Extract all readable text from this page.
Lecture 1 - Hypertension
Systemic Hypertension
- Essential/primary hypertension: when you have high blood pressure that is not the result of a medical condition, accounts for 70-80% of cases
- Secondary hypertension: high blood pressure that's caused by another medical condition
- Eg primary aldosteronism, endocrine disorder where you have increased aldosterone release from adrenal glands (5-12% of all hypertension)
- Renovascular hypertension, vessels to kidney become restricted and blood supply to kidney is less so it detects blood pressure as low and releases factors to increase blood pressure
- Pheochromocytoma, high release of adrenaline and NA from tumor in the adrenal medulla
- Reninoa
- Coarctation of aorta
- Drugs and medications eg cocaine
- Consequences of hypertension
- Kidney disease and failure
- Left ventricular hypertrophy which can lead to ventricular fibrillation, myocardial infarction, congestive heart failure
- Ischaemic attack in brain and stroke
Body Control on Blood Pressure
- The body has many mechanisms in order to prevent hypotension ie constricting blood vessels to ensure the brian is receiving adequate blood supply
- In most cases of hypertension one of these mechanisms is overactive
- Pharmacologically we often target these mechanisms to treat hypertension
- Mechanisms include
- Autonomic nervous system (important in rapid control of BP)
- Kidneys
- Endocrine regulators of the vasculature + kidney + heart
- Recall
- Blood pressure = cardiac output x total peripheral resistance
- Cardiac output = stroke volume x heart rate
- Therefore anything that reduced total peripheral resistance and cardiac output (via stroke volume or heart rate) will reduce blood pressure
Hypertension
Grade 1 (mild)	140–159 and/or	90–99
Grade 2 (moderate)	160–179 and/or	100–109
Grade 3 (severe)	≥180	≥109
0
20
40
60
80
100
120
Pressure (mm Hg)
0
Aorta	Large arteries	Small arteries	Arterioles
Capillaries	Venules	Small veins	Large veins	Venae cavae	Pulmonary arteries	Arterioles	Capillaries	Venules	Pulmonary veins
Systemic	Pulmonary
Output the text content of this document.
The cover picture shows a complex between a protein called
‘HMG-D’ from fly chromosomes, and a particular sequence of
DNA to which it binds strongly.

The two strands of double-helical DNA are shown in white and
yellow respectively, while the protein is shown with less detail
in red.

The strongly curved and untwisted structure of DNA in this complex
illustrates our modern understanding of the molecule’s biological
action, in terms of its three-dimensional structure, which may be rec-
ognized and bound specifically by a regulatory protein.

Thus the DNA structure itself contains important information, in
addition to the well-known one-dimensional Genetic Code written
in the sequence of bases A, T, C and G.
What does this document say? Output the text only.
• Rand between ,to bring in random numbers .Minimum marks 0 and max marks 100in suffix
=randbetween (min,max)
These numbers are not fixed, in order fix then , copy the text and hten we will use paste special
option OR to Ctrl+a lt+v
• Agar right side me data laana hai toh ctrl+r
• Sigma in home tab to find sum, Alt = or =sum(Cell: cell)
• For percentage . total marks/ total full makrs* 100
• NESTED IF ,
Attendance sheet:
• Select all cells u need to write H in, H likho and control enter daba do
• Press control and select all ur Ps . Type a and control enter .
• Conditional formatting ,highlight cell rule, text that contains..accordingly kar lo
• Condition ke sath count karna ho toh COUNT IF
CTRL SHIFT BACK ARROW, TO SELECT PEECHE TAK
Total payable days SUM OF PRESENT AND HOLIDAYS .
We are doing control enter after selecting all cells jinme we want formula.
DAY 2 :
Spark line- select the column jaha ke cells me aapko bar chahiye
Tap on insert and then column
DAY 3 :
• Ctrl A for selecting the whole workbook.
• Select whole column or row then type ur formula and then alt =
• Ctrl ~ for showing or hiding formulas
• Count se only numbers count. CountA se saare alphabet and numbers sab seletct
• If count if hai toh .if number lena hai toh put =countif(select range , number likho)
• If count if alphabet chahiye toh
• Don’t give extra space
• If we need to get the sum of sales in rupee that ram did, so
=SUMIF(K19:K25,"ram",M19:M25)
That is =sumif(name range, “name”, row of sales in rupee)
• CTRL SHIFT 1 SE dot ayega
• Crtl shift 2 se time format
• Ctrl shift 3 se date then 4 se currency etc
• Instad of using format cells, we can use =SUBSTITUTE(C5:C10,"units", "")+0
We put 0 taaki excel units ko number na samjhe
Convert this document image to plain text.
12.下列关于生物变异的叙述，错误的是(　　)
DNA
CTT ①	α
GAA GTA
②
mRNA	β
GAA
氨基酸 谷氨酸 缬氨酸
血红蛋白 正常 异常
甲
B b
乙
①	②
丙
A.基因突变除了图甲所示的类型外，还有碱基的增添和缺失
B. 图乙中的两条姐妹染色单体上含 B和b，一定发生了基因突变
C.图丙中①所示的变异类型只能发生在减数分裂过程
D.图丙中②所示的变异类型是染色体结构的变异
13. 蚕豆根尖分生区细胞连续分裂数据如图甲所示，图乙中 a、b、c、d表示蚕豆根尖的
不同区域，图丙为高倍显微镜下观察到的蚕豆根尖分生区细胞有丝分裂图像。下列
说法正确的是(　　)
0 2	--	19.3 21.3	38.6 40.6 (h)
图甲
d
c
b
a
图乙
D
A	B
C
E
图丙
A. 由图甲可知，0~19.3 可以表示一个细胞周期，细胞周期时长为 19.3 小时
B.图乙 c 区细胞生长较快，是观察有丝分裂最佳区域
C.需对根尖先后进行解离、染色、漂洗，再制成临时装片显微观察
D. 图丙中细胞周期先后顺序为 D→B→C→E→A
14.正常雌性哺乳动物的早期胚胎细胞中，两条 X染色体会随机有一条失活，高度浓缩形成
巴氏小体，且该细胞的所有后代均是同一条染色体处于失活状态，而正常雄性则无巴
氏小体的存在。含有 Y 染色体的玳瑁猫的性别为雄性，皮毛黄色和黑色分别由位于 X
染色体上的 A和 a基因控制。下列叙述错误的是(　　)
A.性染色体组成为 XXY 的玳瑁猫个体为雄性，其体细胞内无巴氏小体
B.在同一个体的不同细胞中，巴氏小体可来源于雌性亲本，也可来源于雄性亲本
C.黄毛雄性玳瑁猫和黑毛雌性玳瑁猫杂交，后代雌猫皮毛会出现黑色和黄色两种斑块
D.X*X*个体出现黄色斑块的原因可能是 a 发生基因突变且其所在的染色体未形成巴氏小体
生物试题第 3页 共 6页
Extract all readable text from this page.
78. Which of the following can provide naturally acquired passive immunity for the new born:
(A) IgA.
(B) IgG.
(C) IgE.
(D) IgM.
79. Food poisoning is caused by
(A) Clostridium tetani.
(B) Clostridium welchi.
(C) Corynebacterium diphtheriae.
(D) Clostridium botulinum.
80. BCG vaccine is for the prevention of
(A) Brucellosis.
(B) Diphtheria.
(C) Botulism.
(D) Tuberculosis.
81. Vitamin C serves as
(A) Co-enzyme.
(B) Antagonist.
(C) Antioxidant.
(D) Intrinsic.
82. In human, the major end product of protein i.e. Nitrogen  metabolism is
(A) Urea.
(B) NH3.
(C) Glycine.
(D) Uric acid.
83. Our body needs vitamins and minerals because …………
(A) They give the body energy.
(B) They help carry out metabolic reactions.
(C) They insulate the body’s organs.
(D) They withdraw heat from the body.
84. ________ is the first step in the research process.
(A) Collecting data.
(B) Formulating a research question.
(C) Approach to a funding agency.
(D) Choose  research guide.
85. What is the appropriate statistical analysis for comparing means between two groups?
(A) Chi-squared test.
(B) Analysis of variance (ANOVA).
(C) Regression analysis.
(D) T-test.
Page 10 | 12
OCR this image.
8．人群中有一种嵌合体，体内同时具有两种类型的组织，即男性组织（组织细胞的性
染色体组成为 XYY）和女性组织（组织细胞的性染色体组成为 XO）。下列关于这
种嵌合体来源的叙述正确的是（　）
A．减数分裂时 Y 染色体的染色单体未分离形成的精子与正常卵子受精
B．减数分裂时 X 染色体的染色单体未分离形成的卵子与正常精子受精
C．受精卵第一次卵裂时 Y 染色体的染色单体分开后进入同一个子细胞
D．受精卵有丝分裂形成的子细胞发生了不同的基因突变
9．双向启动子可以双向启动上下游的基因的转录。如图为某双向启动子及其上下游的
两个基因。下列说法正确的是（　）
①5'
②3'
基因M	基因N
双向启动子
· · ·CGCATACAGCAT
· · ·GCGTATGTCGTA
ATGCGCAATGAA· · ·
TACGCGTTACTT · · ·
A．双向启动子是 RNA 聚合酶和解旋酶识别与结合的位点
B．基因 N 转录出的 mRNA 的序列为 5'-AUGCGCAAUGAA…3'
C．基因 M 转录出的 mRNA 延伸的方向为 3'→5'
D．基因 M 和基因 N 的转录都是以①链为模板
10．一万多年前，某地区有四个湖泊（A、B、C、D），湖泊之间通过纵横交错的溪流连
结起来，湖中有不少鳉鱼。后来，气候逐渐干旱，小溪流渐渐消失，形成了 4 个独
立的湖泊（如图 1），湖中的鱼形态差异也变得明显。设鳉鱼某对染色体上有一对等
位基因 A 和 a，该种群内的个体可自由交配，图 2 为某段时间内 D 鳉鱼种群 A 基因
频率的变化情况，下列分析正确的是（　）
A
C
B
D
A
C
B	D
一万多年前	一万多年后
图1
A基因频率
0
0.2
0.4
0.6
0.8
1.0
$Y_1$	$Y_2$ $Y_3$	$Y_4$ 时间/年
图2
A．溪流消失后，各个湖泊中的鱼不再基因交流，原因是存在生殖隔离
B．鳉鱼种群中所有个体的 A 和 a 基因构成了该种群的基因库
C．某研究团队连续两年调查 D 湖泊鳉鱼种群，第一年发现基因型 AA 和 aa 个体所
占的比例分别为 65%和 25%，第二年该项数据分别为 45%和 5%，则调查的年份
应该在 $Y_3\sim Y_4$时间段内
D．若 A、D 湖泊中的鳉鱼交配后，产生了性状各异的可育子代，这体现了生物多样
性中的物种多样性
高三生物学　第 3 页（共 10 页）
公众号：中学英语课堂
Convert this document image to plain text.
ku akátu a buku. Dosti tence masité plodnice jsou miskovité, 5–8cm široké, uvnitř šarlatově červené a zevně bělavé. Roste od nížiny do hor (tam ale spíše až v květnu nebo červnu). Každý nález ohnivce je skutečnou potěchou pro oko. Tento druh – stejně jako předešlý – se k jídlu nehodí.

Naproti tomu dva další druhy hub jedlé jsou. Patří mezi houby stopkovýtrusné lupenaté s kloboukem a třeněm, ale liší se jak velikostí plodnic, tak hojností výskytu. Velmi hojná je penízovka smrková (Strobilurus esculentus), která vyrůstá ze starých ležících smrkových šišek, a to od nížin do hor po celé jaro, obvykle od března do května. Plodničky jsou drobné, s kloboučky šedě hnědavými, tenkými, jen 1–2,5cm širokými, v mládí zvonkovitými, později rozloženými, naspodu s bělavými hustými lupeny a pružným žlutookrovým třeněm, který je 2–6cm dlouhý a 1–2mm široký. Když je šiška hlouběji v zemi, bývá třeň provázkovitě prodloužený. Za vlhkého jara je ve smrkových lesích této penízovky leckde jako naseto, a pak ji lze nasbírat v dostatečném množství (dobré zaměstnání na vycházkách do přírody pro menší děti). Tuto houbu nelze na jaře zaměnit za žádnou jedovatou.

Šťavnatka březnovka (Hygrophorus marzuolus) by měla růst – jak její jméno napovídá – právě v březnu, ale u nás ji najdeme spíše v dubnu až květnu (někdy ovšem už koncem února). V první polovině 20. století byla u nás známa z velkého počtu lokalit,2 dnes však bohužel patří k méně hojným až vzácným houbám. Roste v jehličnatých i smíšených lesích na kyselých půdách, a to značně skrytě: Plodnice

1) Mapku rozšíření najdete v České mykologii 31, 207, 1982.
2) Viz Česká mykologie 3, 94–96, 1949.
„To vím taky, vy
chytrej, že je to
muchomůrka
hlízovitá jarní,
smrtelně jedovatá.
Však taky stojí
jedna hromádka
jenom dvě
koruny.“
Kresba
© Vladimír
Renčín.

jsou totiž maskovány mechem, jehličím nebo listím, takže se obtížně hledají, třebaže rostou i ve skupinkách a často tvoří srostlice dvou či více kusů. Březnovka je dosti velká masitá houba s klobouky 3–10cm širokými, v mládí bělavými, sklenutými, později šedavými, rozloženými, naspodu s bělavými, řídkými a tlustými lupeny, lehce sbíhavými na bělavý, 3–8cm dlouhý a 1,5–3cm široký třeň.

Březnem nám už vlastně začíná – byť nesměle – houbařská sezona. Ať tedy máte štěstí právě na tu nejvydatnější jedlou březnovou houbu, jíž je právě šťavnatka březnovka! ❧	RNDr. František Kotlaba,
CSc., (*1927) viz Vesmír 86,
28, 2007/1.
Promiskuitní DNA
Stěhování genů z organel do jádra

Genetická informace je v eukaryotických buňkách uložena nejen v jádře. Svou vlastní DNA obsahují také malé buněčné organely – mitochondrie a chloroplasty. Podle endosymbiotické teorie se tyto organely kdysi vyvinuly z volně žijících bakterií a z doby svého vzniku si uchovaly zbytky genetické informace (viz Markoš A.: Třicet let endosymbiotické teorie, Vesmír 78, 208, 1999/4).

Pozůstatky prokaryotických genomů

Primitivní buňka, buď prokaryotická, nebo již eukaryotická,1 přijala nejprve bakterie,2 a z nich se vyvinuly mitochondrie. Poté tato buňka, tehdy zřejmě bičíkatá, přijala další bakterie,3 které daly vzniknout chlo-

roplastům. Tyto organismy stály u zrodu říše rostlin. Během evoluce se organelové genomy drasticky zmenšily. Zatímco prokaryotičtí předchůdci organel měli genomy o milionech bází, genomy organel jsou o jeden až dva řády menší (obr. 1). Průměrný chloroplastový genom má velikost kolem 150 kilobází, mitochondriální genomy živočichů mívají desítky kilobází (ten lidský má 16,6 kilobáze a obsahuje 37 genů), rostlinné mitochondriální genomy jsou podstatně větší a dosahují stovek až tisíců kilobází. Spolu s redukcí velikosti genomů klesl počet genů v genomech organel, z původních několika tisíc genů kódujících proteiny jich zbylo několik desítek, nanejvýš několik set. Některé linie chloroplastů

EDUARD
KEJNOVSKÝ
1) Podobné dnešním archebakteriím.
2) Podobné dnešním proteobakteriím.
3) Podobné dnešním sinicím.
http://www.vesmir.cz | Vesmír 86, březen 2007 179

━━━━━━━━━━━━━━━━

Present each line from the listing that holds the string "Systemic".

Systemic Hypertension
Systemic	Pulmonary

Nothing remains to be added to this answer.